Data to use:
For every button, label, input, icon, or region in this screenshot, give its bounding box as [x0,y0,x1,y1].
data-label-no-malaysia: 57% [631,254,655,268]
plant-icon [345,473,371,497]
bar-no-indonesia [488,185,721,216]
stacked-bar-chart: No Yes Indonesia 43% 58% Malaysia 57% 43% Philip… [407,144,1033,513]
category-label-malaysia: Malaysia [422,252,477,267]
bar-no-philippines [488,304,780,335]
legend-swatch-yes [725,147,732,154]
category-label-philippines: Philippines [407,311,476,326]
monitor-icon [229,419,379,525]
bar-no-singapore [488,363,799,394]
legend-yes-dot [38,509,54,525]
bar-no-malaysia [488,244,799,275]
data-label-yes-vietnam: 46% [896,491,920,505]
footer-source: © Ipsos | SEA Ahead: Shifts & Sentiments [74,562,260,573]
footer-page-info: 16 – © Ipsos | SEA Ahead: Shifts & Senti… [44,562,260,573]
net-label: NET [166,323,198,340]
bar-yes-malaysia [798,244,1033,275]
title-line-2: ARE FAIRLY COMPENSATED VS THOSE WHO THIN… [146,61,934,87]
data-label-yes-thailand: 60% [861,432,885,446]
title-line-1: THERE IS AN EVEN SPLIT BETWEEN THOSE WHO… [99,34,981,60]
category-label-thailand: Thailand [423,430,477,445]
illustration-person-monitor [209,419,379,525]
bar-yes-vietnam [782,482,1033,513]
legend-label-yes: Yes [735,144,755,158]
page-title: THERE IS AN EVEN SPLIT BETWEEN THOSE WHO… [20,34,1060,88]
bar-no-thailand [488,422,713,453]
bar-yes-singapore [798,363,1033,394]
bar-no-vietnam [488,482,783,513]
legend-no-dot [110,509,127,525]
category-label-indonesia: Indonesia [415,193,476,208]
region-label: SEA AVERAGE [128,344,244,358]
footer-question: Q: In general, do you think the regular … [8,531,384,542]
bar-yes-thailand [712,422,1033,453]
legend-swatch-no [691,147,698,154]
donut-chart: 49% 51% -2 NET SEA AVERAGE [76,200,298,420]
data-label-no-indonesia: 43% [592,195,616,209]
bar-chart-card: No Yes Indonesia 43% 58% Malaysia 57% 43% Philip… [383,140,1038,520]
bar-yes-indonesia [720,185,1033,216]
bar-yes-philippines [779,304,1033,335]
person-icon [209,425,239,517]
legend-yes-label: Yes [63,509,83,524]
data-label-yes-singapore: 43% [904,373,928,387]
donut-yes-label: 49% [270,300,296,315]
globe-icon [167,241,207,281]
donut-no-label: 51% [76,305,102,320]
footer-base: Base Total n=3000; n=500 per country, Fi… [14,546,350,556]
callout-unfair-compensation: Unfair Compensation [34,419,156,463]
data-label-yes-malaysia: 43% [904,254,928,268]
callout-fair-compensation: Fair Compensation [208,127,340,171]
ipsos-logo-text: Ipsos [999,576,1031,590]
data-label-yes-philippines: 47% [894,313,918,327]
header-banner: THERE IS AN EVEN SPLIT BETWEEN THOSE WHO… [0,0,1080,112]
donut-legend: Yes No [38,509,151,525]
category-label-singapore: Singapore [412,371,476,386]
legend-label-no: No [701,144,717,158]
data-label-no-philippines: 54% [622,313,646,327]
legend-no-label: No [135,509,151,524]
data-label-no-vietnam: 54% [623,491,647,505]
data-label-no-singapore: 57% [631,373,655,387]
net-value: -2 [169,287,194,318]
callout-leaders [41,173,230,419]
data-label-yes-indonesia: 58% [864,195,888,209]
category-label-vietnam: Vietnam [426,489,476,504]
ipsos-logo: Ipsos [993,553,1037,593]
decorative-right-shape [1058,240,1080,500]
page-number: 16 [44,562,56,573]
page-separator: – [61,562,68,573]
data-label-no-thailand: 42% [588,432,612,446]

Exercise goal: Rewrite all of the entries with "SEA AVERAGE" swapped for "REGIONAL AVERAGE" and every other word, number, and box left unchanged.

Written solution:
For every button, label, input, icon, or region in this screenshot, give its bounding box as [x0,y0,x1,y1].
data-label-no-malaysia: 57% [631,254,655,268]
plant-icon [345,473,371,497]
bar-no-indonesia [488,185,721,216]
stacked-bar-chart: No Yes Indonesia 43% 58% Malaysia 57% 43% Philip… [407,144,1033,513]
category-label-malaysia: Malaysia [422,252,477,267]
bar-no-philippines [488,304,780,335]
legend-swatch-yes [725,147,732,154]
category-label-philippines: Philippines [407,311,476,326]
monitor-icon [229,419,379,525]
bar-no-singapore [488,363,799,394]
legend-yes-dot [38,509,54,525]
bar-no-malaysia [488,244,799,275]
data-label-yes-vietnam: 46% [896,491,920,505]
footer-source: © Ipsos | SEA Ahead: Shifts & Sentiments [74,562,260,573]
footer-page-info: 16 – © Ipsos | SEA Ahead: Shifts & Senti… [44,562,260,573]
net-label: NET [166,323,198,340]
bar-yes-malaysia [798,244,1033,275]
title-line-2: ARE FAIRLY COMPENSATED VS THOSE WHO THIN… [146,61,934,87]
data-label-yes-thailand: 60% [861,432,885,446]
title-line-1: THERE IS AN EVEN SPLIT BETWEEN THOSE WHO… [99,34,981,60]
category-label-thailand: Thailand [423,430,477,445]
illustration-person-monitor [209,419,379,525]
bar-yes-vietnam [782,482,1033,513]
legend-label-yes: Yes [735,144,755,158]
page-title: THERE IS AN EVEN SPLIT BETWEEN THOSE WHO… [20,34,1060,88]
bar-no-thailand [488,422,713,453]
bar-yes-singapore [798,363,1033,394]
bar-no-vietnam [488,482,783,513]
legend-no-dot [110,509,127,525]
category-label-indonesia: Indonesia [415,193,476,208]
region-label: REGIONAL AVERAGE [128,344,244,358]
footer-question: Q: In general, do you think the regular … [8,531,384,542]
bar-yes-thailand [712,422,1033,453]
legend-swatch-no [691,147,698,154]
donut-chart: 49% 51% -2 NET REGIONAL AVERAGE [76,200,298,420]
data-label-no-indonesia: 43% [592,195,616,209]
bar-chart-card: No Yes Indonesia 43% 58% Malaysia 57% 43% Philip… [383,140,1038,520]
bar-yes-indonesia [720,185,1033,216]
bar-yes-philippines [779,304,1033,335]
person-icon [209,425,239,517]
legend-yes-label: Yes [63,509,83,524]
data-label-yes-singapore: 43% [904,373,928,387]
donut-yes-label: 49% [270,300,296,315]
globe-icon [167,241,207,281]
donut-no-label: 51% [76,305,102,320]
footer-base: Base Total n=3000; n=500 per country, Fi… [14,546,350,556]
callout-unfair-compensation: Unfair Compensation [34,419,156,463]
data-label-yes-malaysia: 43% [904,254,928,268]
callout-fair-compensation: Fair Compensation [208,127,340,171]
ipsos-logo-text: Ipsos [999,576,1031,590]
data-label-yes-philippines: 47% [894,313,918,327]
header-banner: THERE IS AN EVEN SPLIT BETWEEN THOSE WHO… [0,0,1080,112]
donut-legend: Yes No [38,509,151,525]
category-label-singapore: Singapore [412,371,476,386]
legend-label-no: No [701,144,717,158]
data-label-no-philippines: 54% [622,313,646,327]
legend-no-label: No [135,509,151,524]
data-label-no-vietnam: 54% [623,491,647,505]
data-label-no-singapore: 57% [631,373,655,387]
net-value: -2 [169,287,194,318]
callout-leaders [41,173,230,419]
data-label-yes-indonesia: 58% [864,195,888,209]
category-label-vietnam: Vietnam [426,489,476,504]
ipsos-logo: Ipsos [993,553,1037,593]
decorative-right-shape [1058,240,1080,500]
page-number: 16 [44,562,56,573]
page-separator: – [61,562,68,573]
data-label-no-thailand: 42% [588,432,612,446]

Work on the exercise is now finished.